» **DIRECTIONS FOR THIS TASK**
Write out the data again in full, exactly as it reads.
──────── TASK INPUTS
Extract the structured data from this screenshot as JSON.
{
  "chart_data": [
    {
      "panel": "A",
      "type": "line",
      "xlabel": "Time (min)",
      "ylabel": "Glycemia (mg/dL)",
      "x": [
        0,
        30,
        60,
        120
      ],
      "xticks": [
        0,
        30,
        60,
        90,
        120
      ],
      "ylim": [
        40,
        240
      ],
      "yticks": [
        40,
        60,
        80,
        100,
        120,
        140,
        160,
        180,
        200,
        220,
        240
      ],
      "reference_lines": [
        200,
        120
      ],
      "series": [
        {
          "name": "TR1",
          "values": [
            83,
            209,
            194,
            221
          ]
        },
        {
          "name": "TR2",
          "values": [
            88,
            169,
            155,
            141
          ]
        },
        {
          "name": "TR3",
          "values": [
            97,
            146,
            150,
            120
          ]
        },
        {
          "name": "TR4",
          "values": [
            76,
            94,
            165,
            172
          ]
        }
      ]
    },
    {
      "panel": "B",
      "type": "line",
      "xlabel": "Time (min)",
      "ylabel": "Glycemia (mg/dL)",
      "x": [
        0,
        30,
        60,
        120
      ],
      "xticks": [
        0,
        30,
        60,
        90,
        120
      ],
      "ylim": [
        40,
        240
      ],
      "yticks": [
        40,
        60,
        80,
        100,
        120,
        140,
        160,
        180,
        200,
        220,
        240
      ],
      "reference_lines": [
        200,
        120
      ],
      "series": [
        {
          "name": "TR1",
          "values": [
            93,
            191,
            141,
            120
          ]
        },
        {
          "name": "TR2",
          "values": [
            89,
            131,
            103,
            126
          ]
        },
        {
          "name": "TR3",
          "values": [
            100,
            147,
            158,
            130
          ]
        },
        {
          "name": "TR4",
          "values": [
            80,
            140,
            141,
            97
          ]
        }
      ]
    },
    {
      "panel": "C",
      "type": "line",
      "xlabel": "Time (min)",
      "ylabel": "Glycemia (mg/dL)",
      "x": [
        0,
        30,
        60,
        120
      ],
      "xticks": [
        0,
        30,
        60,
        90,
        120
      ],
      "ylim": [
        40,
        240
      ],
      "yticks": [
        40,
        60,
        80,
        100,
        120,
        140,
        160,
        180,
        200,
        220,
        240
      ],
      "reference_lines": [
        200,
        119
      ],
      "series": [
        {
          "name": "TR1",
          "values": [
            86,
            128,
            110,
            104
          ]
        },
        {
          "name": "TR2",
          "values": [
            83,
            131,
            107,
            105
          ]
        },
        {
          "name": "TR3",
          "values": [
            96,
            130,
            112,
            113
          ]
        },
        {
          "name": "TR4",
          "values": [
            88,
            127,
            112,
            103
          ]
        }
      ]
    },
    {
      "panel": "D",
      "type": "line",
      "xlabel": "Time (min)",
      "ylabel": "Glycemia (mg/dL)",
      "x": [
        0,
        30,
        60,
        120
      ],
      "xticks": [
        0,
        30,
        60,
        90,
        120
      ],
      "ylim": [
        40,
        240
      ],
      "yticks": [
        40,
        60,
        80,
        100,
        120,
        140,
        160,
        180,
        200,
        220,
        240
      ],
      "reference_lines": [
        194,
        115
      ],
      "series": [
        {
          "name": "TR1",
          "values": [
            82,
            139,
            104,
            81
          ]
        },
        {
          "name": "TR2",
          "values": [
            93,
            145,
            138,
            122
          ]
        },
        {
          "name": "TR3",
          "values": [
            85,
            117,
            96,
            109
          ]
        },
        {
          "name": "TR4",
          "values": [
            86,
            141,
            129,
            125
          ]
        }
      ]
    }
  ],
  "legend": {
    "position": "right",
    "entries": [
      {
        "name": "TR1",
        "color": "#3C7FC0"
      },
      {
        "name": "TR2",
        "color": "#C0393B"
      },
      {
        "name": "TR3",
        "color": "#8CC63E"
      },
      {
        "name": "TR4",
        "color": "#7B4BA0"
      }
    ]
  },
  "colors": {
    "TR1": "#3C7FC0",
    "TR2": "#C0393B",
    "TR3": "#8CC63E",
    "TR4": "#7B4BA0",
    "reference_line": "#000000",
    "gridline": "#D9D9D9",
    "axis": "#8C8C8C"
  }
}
────────────────
» **OUTPUT**
Extract the structured data from this screenshot as JSON.
{
  "chart_data": [
    {
      "panel": "A",
      "type": "line",
      "xlabel": "Time (min)",
      "ylabel": "Glycemia (mg/dL)",
      "x": [
        0,
        30,
        60,
        120
      ],
      "xticks": [
        0,
        30,
        60,
        90,
        120
      ],
      "ylim": [
        40,
        240
      ],
      "yticks": [
        40,
        60,
        80,
        100,
        120,
        140,
        160,
        180,
        200,
        220,
        240
      ],
      "reference_lines": [
        200,
        120
      ],
      "series": [
        {
          "name": "TR1",
          "values": [
            83,
            209,
            194,
            221
          ]
        },
        {
          "name": "TR2",
          "values": [
            88,
            169,
            155,
            141
          ]
        },
        {
          "name": "TR3",
          "values": [
            97,
            146,
            150,
            120
          ]
        },
        {
          "name": "TR4",
          "values": [
            76,
            94,
            165,
            172
          ]
        }
      ]
    },
    {
      "panel": "B",
      "type": "line",
      "xlabel": "Time (min)",
      "ylabel": "Glycemia (mg/dL)",
      "x": [
        0,
        30,
        60,
        120
      ],
      "xticks": [
        0,
        30,
        60,
        90,
        120
      ],
      "ylim": [
        40,
        240
      ],
      "yticks": [
        40,
        60,
        80,
        100,
        120,
        140,
        160,
        180,
        200,
        220,
        240
      ],
      "reference_lines": [
        200,
        120
      ],
      "series": [
        {
          "name": "TR1",
          "values": [
            93,
            191,
            141,
            120
          ]
        },
        {
          "name": "TR2",
          "values": [
            89,
            131,
            103,
            126
          ]
        },
        {
          "name": "TR3",
          "values": [
            100,
            147,
            158,
            130
          ]
        },
        {
          "name": "TR4",
          "values": [
            80,
            140,
            141,
            97
          ]
        }
      ]
    },
    {
      "panel": "C",
      "type": "line",
      "xlabel": "Time (min)",
      "ylabel": "Glycemia (mg/dL)",
      "x": [
        0,
        30,
        60,
        120
      ],
      "xticks": [
        0,
        30,
        60,
        90,
        120
      ],
      "ylim": [
        40,
        240
      ],
      "yticks": [
        40,
        60,
        80,
        100,
        120,
        140,
        160,
        180,
        200,
        220,
        240
      ],
      "reference_lines": [
        200,
        119
      ],
      "series": [
        {
          "name": "TR1",
          "values": [
            86,
            128,
            110,
            104
          ]
        },
        {
          "name": "TR2",
          "values": [
            83,
            131,
            107,
            105
          ]
        },
        {
          "name": "TR3",
          "values": [
            96,
            130,
            112,
            113
          ]
        },
        {
          "name": "TR4",
          "values": [
            88,
            127,
            112,
            103
          ]
        }
      ]
    },
    {
      "panel": "D",
      "type": "line",
      "xlabel": "Time (min)",
      "ylabel": "Glycemia (mg/dL)",
      "x": [
        0,
        30,
        60,
        120
      ],
      "xticks": [
        0,
        30,
        60,
        90,
        120
      ],
      "ylim": [
        40,
        240
      ],
      "yticks": [
        40,
        60,
        80,
        100,
        120,
        140,
        160,
        180,
        200,
        220,
        240
      ],
      "reference_lines": [
        194,
        115
      ],
      "series": [
        {
          "name": "TR1",
          "values": [
            82,
            139,
            104,
            81
          ]
        },
        {
          "name": "TR2",
          "values": [
            93,
            145,
            138,
            122
          ]
        },
        {
          "name": "TR3",
          "values": [
            85,
            117,
            96,
            109
          ]
        },
        {
          "name": "TR4",
          "values": [
            86,
            141,
            129,
            125
          ]
        }
      ]
    }
  ],
  "legend": {
    "position": "right",
    "entries": [
      {
        "name": "TR1",
        "color": "#3C7FC0"
      },
      {
        "name": "TR2",
        "color": "#C0393B"
      },
      {
        "name": "TR3",
        "color": "#8CC63E"
      },
      {
        "name": "TR4",
        "color": "#7B4BA0"
      }
    ]
  },
  "colors": {
    "TR1": "#3C7FC0",
    "TR2": "#C0393B",
    "TR3": "#8CC63E",
    "TR4": "#7B4BA0",
    "reference_line": "#000000",
    "gridline": "#D9D9D9",
    "axis": "#8C8C8C"
  }
}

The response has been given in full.